=== Provided material ===
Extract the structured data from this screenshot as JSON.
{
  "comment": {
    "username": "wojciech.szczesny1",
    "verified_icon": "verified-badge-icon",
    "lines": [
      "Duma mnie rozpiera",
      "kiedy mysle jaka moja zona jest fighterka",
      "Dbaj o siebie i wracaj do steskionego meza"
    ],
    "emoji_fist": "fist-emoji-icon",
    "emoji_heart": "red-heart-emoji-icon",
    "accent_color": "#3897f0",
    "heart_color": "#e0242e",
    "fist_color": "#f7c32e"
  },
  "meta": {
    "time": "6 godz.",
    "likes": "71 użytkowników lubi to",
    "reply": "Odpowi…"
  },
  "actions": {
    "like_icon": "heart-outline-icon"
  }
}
===
Description of the task: Reproduce all of the entries word for word.

Answer below:
Extract the structured data from this screenshot as JSON.
{
  "comment": {
    "username": "wojciech.szczesny1",
    "verified_icon": "verified-badge-icon",
    "lines": [
      "Duma mnie rozpiera",
      "kiedy mysle jaka moja zona jest fighterka",
      "Dbaj o siebie i wracaj do steskionego meza"
    ],
    "emoji_fist": "fist-emoji-icon",
    "emoji_heart": "red-heart-emoji-icon",
    "accent_color": "#3897f0",
    "heart_color": "#e0242e",
    "fist_color": "#f7c32e"
  },
  "meta": {
    "time": "6 godz.",
    "likes": "71 użytkowników lubi to",
    "reply": "Odpowi…"
  },
  "actions": {
    "like_icon": "heart-outline-icon"
  }
}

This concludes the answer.